→ **Spatial annotation entries**:
┄┄┄┄┄┄
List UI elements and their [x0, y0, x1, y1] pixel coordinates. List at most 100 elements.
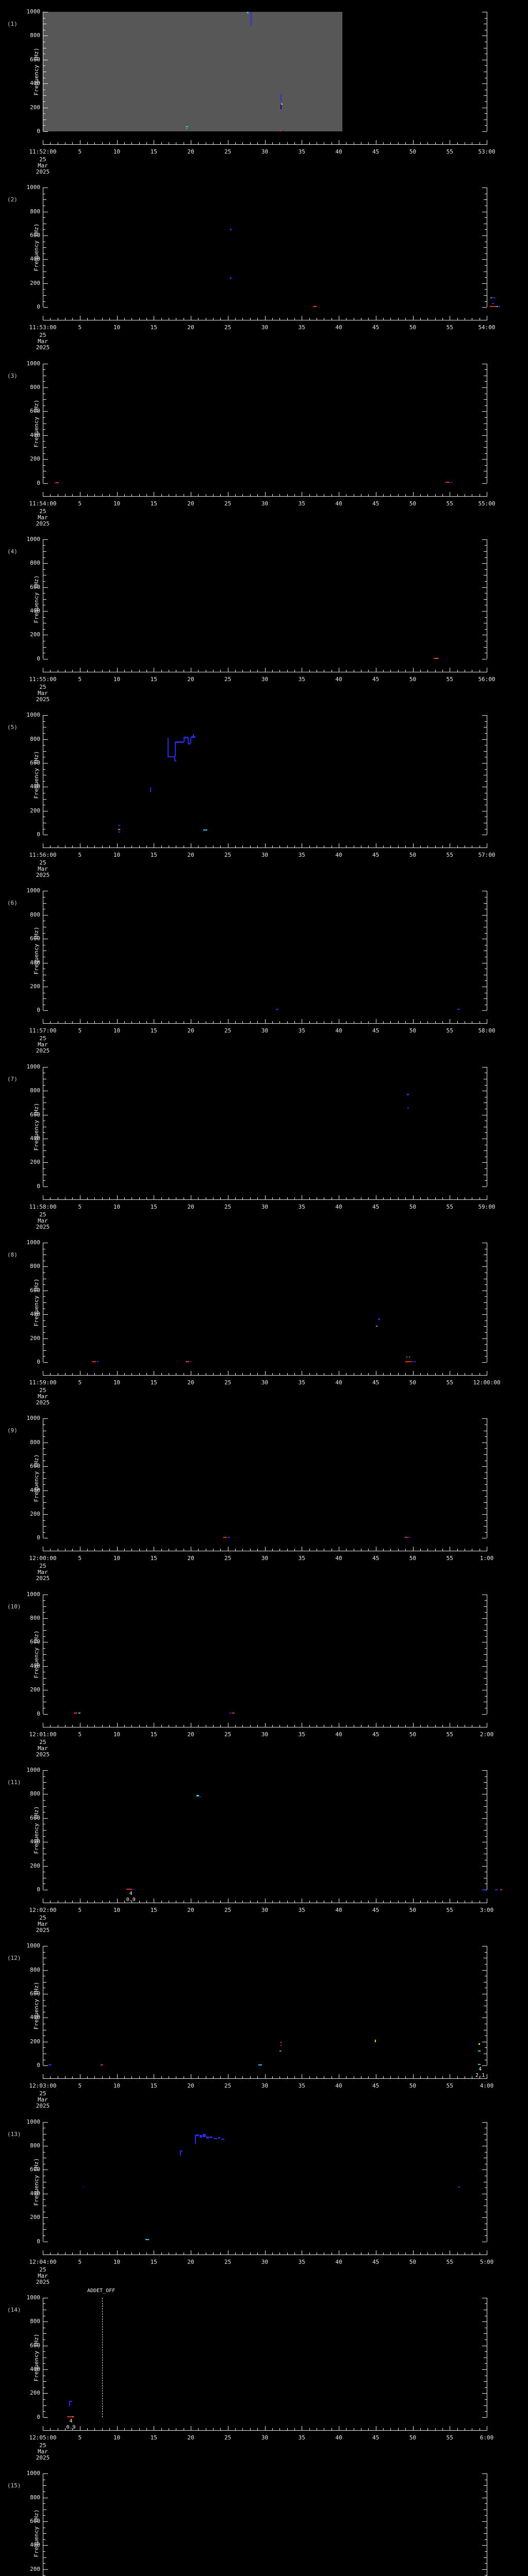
- x-tick-label: 5: [78, 148, 82, 155]
- y-tick: [43, 387, 48, 388]
- y-tick: [43, 2533, 46, 2534]
- x-tick: [442, 1549, 443, 1551]
- x-tick-label: 50: [409, 500, 417, 507]
- x-tick-label: 50: [409, 1379, 417, 1386]
- detection-mark: [96, 1361, 98, 1363]
- y-tick: [485, 1180, 487, 1181]
- x-tick: [368, 2428, 369, 2430]
- y-tick: [482, 611, 487, 612]
- y-tick-label: 1000: [26, 8, 41, 15]
- y-tick: [43, 253, 45, 254]
- date-line: 2025: [36, 2454, 50, 2461]
- y-tick-label: 800: [30, 1438, 40, 1446]
- x-tick: [109, 1021, 110, 1024]
- y-tick: [43, 1782, 46, 1783]
- y-tick: [482, 283, 487, 284]
- x-tick: [383, 1900, 384, 1903]
- y-tick-label: 800: [30, 560, 40, 567]
- y-tick: [43, 1648, 45, 1649]
- y-tick: [484, 2381, 487, 2382]
- y-tick: [485, 2399, 487, 2400]
- x-tick: [412, 1898, 414, 1903]
- x-tick-label: 40: [335, 324, 342, 331]
- y-tick: [43, 1496, 45, 1497]
- x-tick: [146, 1549, 147, 1551]
- y-tick: [43, 1502, 46, 1503]
- y-tick: [482, 762, 487, 764]
- panel-index-label: (4): [7, 548, 18, 555]
- x-tick: [272, 2076, 273, 2079]
- date-line: 2025: [36, 1047, 50, 1055]
- x-tick: [50, 1197, 51, 1199]
- x-start-time-label: 11:53:00: [29, 324, 57, 331]
- x-tick-label: 40: [335, 2434, 342, 2441]
- x-tick: [390, 2252, 391, 2255]
- detection-mark: [185, 126, 188, 127]
- x-tick: [427, 1021, 428, 1024]
- y-tick: [43, 2363, 45, 2364]
- x-tick: [117, 316, 118, 320]
- y-tick: [43, 399, 46, 400]
- x-tick: [139, 1549, 140, 1551]
- x-tick: [87, 1724, 88, 1727]
- y-tick: [43, 2411, 45, 2412]
- y-axis-title: Frequency (Hz): [32, 1806, 40, 1854]
- y-tick-label: 0: [37, 479, 40, 486]
- y-tick: [43, 131, 48, 132]
- x-tick: [265, 2250, 266, 2255]
- x-tick: [250, 142, 251, 144]
- y-tick-label: 600: [30, 2517, 40, 2524]
- y-tick-label: 400: [30, 1134, 40, 1142]
- y-tick: [43, 2229, 46, 2230]
- detection-mark: [68, 2405, 70, 2406]
- y-tick: [485, 265, 487, 266]
- x-tick-label: 30: [261, 2258, 269, 2265]
- y-tick-label: 600: [30, 2342, 40, 2349]
- detection-mark: [180, 2150, 182, 2156]
- x-tick-label: 35: [298, 2434, 305, 2441]
- y-tick-label: 200: [30, 2565, 40, 2572]
- x-tick: [235, 1724, 236, 1727]
- panel-index-label: (8): [7, 1251, 18, 1259]
- x-tick: [220, 1021, 221, 1024]
- y-tick: [43, 301, 45, 302]
- x-tick: [294, 2252, 295, 2255]
- y-tick: [43, 435, 48, 436]
- spectrogram-panel: (1) Frequency (Hz) 0 200 400 600 800 1000 5 10 15 2…: [0, 0, 528, 176]
- x-tick-label: 20: [187, 2434, 194, 2441]
- y-tick: [485, 1624, 487, 1625]
- y-tick: [485, 629, 487, 630]
- y-tick: [482, 131, 487, 132]
- y-tick: [43, 551, 46, 552]
- x-tick: [102, 1197, 103, 1199]
- y-tick: [43, 447, 46, 448]
- x-tick: [109, 669, 110, 672]
- detection-mark: [411, 1361, 413, 1363]
- x-end-time-label: 4:00: [480, 2082, 494, 2090]
- y-tick-label: 400: [30, 783, 40, 790]
- y-tick: [485, 2363, 487, 2364]
- y-tick-label: 1000: [26, 711, 41, 719]
- y-tick-label: 200: [30, 631, 40, 638]
- x-tick: [50, 1021, 51, 1024]
- y-tick-label: 800: [30, 383, 40, 391]
- y-tick: [43, 1818, 48, 1819]
- y-tick: [484, 1478, 487, 1479]
- y-tick: [43, 799, 46, 800]
- x-tick: [279, 2428, 280, 2430]
- y-tick: [43, 2369, 48, 2370]
- x-start-time-label: 11:55:00: [29, 675, 57, 683]
- y-tick: [485, 1532, 487, 1533]
- y-tick-label: 400: [30, 1838, 40, 1845]
- x-tick: [435, 845, 436, 848]
- y-tick: [43, 477, 45, 478]
- y-tick: [43, 1836, 45, 1837]
- x-end-time-label: 59:00: [478, 1203, 496, 1210]
- date-line: 25: [39, 1211, 46, 1218]
- x-tick: [383, 845, 384, 848]
- y-tick: [484, 1782, 487, 1783]
- x-tick: [420, 2428, 421, 2430]
- x-tick: [94, 2428, 95, 2430]
- y-tick: [485, 1332, 487, 1333]
- y-tick: [43, 903, 46, 904]
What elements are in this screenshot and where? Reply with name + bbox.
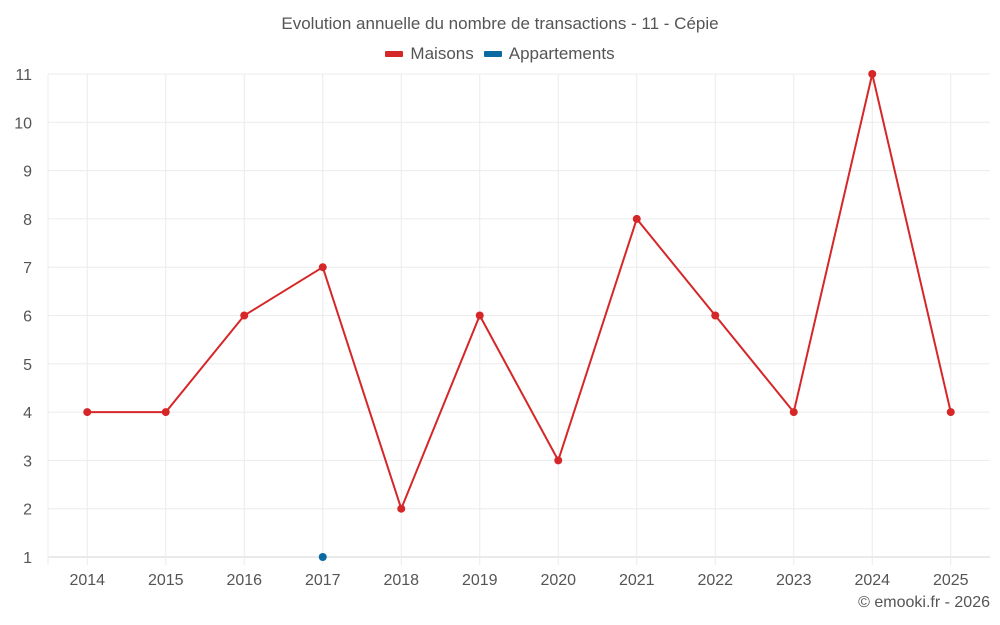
x-tick-label: 2021: [619, 572, 655, 589]
legend-swatch-appartements: [483, 51, 502, 57]
data-point-maisons[interactable]: [240, 311, 249, 320]
legend-label-maisons: Maisons: [410, 44, 474, 63]
data-point-maisons[interactable]: [632, 214, 641, 223]
x-tick-label: 2024: [854, 572, 890, 589]
y-tick-label: 4: [23, 405, 32, 422]
x-tick-label: 2018: [383, 572, 419, 589]
y-tick-label: 11: [15, 67, 32, 84]
x-tick-label: 2017: [305, 572, 341, 589]
y-tick-label: 5: [23, 357, 32, 374]
data-point-maisons[interactable]: [83, 408, 92, 417]
x-tick-label: 2015: [148, 572, 184, 589]
x-tick-label: 2014: [69, 572, 105, 589]
x-tick-label: 2025: [933, 572, 969, 589]
x-axis: 2014 2015 2016 2017 2018 2019 2020 2021 2022 2023…: [69, 572, 968, 589]
y-tick-label: 6: [23, 309, 32, 326]
x-tick-label: 2022: [697, 572, 733, 589]
data-point-maisons[interactable]: [789, 408, 798, 417]
x-tick-label: 2016: [226, 572, 262, 589]
y-tick-label: 1: [23, 550, 32, 567]
data-point-maisons[interactable]: [868, 70, 877, 78]
gridlines: [47, 73, 990, 565]
legend: Maisons Appartements: [0, 44, 1000, 64]
data-point-maisons[interactable]: [475, 311, 484, 320]
series-layer: [83, 70, 955, 561]
data-point-maisons[interactable]: [318, 263, 327, 272]
y-tick-label: 3: [23, 453, 32, 470]
data-point-maisons[interactable]: [946, 408, 955, 417]
y-axis: 1 2 3 4 5 6 7 8 9 10 11: [14, 67, 32, 567]
x-tick-label: 2020: [540, 572, 576, 589]
y-tick-label: 8: [23, 212, 32, 229]
data-point-maisons[interactable]: [397, 504, 406, 513]
credit-text: © emooki.fr - 2026: [858, 594, 990, 611]
y-tick-label: 7: [23, 260, 32, 277]
legend-item-maisons[interactable]: Maisons: [385, 44, 474, 64]
legend-swatch-maisons: [385, 51, 404, 57]
data-point-maisons[interactable]: [554, 456, 563, 465]
x-tick-label: 2019: [462, 572, 498, 589]
legend-label-appartements: Appartements: [508, 44, 615, 63]
data-point-maisons[interactable]: [161, 408, 170, 417]
y-tick-label: 9: [23, 164, 32, 181]
data-point-appartements[interactable]: [318, 553, 327, 561]
y-tick-label: 2: [23, 502, 32, 519]
series-line-maisons: [87, 73, 952, 510]
chart-title: Evolution annuelle du nombre de transact…: [281, 14, 719, 33]
x-tick-label: 2023: [776, 572, 812, 589]
data-point-maisons[interactable]: [711, 311, 720, 320]
y-tick-label: 10: [14, 115, 32, 132]
legend-item-appartements[interactable]: Appartements: [483, 44, 615, 64]
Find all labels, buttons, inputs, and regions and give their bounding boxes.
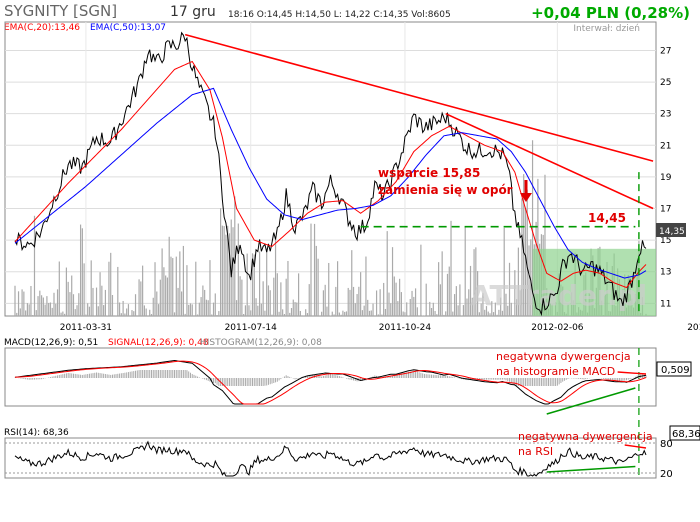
y-tick-label: 27 xyxy=(660,46,671,56)
rsi-annotation-2: na RSI xyxy=(518,445,553,458)
macd-annotation-2: na histogramie MACD xyxy=(496,365,615,378)
rsi-tick-label: 80 xyxy=(660,439,673,450)
rsi-annotation-1: negatywna dywergencja xyxy=(518,430,653,443)
rsi-tick-label: 20 xyxy=(660,469,673,480)
macd-red-line xyxy=(617,371,647,375)
last-price-tag-text: 14,35 xyxy=(659,227,685,237)
macd-tag xyxy=(656,361,692,377)
y-tick-label: 11 xyxy=(660,299,671,309)
price-change: +0,04 PLN (0,28%) xyxy=(531,4,690,22)
x-tick-label: 2012-02-06 xyxy=(531,323,584,333)
macd-panel xyxy=(4,347,657,407)
ema20-line xyxy=(14,60,647,289)
support-annotation-1: wsparcie 15,85 xyxy=(378,166,480,180)
signal-line xyxy=(14,360,647,405)
rsi-divergence-line xyxy=(546,465,636,473)
y-tick-label: 15 xyxy=(660,236,671,246)
x-tick-label: 2011-10-24 xyxy=(379,323,432,333)
macd-legend: MACD(12,26,9): 0,51 xyxy=(4,338,98,348)
y-tick-label: 25 xyxy=(660,78,671,88)
trendline xyxy=(184,33,654,162)
chart-date: 17 gru xyxy=(170,4,216,20)
grid xyxy=(5,22,656,316)
y-tick-label: 23 xyxy=(660,110,671,120)
price-annotation: 14,45 xyxy=(588,211,626,225)
x-tick-label: 2011-03-31 xyxy=(60,323,112,333)
last-price-tag xyxy=(656,223,686,237)
consolidation-box xyxy=(532,248,656,316)
rsi-tag xyxy=(669,425,700,441)
rsi-panel xyxy=(4,437,657,479)
rsi-legend: RSI(14): 68,36 xyxy=(4,428,69,438)
y-tick-label: 21 xyxy=(660,141,671,151)
price-line xyxy=(14,31,647,317)
rsi-line xyxy=(14,440,647,477)
x-tick-label: 2011-07-14 xyxy=(225,323,278,333)
chart-title: SYGNITY [SGN] xyxy=(4,2,117,20)
support-annotation-2: zamienia się w opór xyxy=(378,183,513,197)
histogram-legend: HISTOGRAM(12,26,9): 0,08 xyxy=(200,338,322,348)
y-tick-label: 13 xyxy=(660,268,671,278)
x-tick-label: 2012-05-21 xyxy=(687,323,700,333)
macd-divergence-line xyxy=(546,387,636,415)
signal-legend: SIGNAL(12,26,9): 0,48 xyxy=(108,338,209,348)
rsi-tag-text: 68,36 xyxy=(672,429,700,440)
quote-line: 18:16 O:14,45 H:14,50 L: 14,22 C:14,35 V… xyxy=(228,10,451,20)
trendline xyxy=(445,112,654,210)
down-arrow-icon xyxy=(520,180,532,202)
legend-ema20: EMA(C,20):13,46 xyxy=(4,23,80,33)
y-tick-label: 17 xyxy=(660,205,671,215)
interval-label: Interwał: dzień xyxy=(573,24,640,34)
watermark: ATTrader.pl xyxy=(470,279,647,312)
macd-tag-text: 0,509 xyxy=(661,365,690,376)
y-tick-label: 19 xyxy=(660,173,672,183)
rsi-red-line xyxy=(624,444,647,449)
legend-ema50: EMA(C,50):13,07 xyxy=(90,23,166,33)
macd-annotation-1: negatywna dywergencja xyxy=(496,350,631,363)
ema50-line xyxy=(14,87,647,279)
┄┄┄┄┄┄
→ **The exercise**:
Select each line in the records above that contains the string "Frequency", and copy those lines.

→ **Worked answer**:
- y-axis-title: Frequency (Hz): [32, 1806, 40, 1854]
- spectrogram-panel: (1) Frequency (Hz) 0 200 400 600 800 1000 5 10 15 2…: [0, 0, 528, 176]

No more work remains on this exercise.